Pull out every line with the word "xlabel" from the entries below.

■ **Listed entries**
Begin
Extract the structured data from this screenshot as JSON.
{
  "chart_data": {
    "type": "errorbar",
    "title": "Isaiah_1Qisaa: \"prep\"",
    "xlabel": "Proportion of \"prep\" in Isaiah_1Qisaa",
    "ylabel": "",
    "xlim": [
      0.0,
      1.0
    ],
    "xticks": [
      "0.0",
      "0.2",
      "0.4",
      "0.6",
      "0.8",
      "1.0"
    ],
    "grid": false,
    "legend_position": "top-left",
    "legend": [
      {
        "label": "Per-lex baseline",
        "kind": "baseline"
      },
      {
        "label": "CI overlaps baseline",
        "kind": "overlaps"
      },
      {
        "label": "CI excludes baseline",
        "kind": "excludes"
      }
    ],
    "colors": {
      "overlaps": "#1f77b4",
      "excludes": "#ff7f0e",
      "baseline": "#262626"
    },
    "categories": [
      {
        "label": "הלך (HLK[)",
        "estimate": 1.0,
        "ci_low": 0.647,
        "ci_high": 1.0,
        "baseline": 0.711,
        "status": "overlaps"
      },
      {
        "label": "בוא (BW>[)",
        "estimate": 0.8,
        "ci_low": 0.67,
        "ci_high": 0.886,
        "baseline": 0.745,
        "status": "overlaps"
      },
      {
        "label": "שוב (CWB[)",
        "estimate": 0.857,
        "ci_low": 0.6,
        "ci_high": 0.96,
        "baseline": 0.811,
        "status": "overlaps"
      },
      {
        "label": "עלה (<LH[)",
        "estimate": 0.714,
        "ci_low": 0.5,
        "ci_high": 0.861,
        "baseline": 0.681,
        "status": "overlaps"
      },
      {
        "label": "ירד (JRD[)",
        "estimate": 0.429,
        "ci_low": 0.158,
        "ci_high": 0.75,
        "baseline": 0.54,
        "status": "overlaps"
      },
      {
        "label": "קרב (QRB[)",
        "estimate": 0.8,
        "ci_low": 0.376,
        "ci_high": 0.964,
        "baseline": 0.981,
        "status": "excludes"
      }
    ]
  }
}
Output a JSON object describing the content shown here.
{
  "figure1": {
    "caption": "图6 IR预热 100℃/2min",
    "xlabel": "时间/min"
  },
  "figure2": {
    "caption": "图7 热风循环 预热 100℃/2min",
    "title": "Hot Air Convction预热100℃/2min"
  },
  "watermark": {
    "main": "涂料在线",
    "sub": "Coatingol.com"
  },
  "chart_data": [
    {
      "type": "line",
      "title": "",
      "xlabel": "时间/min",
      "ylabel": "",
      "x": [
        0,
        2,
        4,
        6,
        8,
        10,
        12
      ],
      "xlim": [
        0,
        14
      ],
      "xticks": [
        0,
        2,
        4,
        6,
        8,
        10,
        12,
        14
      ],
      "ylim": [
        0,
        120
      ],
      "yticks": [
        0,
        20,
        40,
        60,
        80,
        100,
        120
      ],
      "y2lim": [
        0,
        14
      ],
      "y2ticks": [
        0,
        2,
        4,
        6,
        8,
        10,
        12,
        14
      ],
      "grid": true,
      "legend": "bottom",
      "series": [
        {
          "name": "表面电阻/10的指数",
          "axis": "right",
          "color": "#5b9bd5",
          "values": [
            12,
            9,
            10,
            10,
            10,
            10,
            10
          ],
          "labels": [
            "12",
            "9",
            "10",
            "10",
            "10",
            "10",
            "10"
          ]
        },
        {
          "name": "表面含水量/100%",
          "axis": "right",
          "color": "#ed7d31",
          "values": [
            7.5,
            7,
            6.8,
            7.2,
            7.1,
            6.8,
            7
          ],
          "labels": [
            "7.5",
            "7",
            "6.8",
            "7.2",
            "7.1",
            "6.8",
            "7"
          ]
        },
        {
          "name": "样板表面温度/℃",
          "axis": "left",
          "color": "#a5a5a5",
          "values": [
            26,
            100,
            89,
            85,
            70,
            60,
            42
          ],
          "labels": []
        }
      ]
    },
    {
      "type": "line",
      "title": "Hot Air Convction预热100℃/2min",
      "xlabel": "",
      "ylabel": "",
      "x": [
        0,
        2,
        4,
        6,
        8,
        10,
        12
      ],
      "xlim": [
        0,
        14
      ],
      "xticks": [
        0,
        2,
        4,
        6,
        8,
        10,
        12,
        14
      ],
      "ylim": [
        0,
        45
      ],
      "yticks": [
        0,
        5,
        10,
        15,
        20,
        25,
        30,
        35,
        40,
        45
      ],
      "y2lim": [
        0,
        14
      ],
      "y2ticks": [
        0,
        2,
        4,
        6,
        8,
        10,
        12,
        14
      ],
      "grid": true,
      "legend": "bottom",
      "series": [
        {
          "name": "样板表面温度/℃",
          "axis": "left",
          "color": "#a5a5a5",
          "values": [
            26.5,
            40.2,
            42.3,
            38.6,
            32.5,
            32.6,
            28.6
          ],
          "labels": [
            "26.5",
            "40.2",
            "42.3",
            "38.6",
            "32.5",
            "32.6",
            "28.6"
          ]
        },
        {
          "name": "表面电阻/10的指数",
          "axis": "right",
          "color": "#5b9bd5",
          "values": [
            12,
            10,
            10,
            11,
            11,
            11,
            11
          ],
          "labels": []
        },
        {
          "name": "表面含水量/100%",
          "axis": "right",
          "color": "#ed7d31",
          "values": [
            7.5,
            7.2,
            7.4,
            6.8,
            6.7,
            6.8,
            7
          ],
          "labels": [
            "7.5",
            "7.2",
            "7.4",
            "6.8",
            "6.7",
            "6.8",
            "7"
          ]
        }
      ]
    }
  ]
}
End
■ **Result for this task**
    "xlabel": "Proportion of \"prep\" in Isaiah_1Qisaa",
    "xlabel": "时间/min"
      "xlabel": "时间/min",
      "xlabel": "",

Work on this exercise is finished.